> **Record list**:
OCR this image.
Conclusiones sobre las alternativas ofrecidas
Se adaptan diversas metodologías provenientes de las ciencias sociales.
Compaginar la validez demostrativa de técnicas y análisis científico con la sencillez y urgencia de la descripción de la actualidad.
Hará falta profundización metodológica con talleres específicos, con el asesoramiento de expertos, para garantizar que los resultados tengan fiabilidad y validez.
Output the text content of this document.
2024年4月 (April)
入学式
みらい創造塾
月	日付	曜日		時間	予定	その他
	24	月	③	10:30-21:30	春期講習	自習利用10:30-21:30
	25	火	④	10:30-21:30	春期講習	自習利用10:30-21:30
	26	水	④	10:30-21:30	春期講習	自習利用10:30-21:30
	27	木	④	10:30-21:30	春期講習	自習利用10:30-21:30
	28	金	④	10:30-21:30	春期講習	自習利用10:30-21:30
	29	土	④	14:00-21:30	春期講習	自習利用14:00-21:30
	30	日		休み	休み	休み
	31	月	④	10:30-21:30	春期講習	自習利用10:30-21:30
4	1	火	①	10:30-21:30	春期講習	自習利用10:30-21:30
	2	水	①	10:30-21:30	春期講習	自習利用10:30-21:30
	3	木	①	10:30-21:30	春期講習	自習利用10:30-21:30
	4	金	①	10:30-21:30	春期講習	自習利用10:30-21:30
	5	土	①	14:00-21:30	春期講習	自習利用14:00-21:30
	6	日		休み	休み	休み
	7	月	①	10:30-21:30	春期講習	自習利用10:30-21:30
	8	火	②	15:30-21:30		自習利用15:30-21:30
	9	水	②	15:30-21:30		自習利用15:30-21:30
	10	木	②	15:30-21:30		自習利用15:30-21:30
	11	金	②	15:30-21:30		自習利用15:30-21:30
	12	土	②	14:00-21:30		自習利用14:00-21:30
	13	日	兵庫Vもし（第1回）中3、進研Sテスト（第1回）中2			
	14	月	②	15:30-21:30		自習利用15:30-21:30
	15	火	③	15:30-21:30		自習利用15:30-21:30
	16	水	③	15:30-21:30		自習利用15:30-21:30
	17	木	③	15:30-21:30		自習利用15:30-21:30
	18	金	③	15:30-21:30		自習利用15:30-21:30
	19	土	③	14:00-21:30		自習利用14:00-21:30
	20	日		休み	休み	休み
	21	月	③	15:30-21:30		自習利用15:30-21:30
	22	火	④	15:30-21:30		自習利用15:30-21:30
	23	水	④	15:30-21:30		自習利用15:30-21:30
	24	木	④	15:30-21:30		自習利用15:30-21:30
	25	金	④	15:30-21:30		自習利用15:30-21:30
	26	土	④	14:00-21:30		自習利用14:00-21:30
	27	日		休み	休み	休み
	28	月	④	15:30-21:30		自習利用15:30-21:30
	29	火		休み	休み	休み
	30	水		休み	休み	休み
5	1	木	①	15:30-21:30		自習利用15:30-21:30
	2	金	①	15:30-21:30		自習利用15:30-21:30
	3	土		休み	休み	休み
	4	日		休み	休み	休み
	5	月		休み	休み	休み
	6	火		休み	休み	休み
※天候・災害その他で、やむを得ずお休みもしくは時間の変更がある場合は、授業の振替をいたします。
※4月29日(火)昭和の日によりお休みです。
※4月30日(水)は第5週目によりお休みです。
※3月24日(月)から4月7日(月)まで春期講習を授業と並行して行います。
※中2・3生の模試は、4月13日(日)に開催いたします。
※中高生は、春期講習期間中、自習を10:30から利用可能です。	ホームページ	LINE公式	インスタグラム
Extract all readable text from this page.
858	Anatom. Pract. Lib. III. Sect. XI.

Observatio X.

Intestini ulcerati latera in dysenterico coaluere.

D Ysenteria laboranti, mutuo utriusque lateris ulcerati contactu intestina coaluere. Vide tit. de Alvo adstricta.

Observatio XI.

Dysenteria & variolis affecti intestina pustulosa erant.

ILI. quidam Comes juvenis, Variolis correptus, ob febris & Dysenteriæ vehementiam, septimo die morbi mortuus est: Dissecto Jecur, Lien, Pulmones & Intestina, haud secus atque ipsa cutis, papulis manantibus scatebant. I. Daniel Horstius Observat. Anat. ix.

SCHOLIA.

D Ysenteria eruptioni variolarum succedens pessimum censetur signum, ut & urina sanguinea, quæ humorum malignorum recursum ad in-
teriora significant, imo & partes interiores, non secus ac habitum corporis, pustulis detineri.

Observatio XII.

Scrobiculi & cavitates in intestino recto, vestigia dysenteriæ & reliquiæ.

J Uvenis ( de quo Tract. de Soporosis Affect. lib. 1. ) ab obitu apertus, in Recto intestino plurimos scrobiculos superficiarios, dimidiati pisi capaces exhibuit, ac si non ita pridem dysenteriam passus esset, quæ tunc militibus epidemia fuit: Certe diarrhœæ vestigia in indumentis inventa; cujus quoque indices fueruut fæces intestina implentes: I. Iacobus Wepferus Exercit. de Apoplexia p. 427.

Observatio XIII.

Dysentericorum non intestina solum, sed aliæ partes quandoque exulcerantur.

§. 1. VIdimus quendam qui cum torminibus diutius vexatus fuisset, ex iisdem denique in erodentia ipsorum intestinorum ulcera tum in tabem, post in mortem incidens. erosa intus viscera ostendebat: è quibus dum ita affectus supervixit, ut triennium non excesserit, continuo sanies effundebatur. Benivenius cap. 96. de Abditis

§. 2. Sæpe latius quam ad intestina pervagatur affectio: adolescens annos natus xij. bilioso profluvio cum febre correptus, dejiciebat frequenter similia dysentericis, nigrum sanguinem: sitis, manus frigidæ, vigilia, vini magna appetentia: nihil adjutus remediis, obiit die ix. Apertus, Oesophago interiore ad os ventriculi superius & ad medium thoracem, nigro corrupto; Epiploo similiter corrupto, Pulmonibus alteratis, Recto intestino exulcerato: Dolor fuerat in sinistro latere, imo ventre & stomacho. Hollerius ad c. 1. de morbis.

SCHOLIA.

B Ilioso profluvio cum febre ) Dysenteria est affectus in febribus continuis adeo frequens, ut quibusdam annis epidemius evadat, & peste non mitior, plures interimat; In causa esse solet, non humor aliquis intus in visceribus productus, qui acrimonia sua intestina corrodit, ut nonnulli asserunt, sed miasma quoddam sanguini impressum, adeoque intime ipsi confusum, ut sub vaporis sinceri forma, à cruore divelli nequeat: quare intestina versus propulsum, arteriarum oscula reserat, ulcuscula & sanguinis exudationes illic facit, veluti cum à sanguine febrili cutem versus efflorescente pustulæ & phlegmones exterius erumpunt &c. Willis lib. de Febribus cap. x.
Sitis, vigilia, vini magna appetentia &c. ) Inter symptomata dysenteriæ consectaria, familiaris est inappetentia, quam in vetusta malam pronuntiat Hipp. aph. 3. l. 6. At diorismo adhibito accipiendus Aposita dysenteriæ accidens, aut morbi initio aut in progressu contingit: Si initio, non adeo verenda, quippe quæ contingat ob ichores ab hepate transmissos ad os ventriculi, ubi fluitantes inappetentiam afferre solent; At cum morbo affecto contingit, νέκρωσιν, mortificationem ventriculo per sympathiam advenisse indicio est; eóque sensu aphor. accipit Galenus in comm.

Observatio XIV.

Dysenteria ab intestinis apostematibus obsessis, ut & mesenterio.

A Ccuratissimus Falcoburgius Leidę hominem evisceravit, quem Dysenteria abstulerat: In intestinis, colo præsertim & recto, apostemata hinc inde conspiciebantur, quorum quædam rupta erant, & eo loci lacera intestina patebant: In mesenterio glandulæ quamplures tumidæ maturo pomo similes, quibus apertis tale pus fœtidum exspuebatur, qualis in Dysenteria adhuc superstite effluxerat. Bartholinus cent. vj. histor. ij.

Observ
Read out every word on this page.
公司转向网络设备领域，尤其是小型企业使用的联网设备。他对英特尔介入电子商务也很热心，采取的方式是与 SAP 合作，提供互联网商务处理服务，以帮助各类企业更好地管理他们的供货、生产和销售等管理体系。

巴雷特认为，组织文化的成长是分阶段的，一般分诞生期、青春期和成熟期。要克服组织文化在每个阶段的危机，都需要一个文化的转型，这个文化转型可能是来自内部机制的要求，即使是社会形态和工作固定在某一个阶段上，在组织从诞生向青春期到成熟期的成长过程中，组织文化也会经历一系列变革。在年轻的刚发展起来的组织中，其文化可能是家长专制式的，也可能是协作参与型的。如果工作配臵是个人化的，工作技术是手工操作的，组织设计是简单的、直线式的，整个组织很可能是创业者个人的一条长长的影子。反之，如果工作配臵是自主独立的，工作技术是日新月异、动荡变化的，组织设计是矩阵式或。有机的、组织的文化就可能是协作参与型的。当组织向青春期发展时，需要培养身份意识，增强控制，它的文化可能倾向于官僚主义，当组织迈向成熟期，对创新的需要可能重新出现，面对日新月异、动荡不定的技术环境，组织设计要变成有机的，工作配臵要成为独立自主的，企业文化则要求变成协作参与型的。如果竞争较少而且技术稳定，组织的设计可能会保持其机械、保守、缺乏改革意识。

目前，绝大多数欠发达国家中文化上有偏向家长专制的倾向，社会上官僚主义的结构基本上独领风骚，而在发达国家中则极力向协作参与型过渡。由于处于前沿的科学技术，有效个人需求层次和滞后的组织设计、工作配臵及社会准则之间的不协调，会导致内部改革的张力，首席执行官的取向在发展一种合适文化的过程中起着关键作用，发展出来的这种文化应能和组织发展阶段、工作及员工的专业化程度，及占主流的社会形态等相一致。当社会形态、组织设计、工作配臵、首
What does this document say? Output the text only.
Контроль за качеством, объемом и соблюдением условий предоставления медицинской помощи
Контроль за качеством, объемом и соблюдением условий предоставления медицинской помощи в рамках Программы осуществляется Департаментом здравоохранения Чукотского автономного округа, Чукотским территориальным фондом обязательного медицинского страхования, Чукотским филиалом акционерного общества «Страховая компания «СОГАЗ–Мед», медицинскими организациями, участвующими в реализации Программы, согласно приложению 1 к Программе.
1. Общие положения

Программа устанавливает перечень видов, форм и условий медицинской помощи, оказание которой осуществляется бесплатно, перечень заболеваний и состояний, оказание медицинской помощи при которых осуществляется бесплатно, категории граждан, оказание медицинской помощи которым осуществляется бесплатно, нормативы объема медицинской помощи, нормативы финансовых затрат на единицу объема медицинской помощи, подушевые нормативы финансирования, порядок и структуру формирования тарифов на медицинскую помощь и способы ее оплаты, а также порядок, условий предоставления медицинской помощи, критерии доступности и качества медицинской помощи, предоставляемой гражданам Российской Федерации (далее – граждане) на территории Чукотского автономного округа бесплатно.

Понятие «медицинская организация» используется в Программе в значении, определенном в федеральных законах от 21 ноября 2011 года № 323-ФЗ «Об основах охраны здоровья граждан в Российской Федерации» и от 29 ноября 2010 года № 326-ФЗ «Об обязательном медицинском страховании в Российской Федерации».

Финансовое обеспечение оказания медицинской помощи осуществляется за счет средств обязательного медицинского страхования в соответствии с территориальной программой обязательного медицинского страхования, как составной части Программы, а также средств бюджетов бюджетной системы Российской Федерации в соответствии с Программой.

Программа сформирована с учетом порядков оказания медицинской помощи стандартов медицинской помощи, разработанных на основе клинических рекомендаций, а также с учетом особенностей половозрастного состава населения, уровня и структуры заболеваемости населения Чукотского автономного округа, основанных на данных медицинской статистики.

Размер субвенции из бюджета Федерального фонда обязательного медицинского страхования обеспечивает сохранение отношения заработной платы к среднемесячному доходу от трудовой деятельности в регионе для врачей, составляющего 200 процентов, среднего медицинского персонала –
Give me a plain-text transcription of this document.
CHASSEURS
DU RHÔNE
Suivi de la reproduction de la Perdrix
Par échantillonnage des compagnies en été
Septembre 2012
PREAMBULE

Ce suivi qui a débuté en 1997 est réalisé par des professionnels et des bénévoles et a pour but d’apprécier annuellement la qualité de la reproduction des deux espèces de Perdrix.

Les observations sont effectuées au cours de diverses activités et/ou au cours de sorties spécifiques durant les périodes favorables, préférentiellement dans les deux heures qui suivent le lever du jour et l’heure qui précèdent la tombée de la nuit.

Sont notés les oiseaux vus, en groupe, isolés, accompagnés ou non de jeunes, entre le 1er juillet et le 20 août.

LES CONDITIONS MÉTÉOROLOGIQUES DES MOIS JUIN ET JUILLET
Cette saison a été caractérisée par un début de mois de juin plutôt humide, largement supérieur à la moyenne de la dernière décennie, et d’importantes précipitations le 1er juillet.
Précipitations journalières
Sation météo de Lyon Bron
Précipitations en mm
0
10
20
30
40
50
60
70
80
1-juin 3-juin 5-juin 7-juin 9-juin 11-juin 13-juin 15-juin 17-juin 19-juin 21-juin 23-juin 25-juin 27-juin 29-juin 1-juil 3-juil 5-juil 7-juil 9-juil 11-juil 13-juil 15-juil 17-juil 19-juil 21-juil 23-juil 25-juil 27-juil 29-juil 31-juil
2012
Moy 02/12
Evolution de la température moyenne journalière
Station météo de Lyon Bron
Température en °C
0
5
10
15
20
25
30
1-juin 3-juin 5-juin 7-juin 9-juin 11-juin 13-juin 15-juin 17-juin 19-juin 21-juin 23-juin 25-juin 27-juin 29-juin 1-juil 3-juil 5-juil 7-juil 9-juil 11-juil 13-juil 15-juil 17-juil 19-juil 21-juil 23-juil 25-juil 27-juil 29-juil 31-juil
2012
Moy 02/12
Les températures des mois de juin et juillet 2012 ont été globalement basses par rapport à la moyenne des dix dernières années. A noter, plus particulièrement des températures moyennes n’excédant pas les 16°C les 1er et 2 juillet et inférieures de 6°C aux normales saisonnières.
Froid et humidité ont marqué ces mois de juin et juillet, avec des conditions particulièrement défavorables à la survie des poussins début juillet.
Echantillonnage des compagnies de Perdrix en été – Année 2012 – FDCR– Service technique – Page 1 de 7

> **Given problem**: From the data, collect all lines where the string "объемом" appears.

> **Response to this exercise**:
Контроль за качеством, объемом и соблюдением условий предоставления медицинской помощи
Контроль за качеством, объемом и соблюдением условий предоставления медицинской помощи в рамках Программы осуществляется Департаментом здравоохранения Чукотского автономного округа, Чукотским территориальным фондом обязательного медицинского страхования, Чукотским филиалом акционерного общества «Страховая компания «СОГАЗ–Мед», медицинскими организациями, участвующими в реализации Программы, согласно приложению 1 к Программе.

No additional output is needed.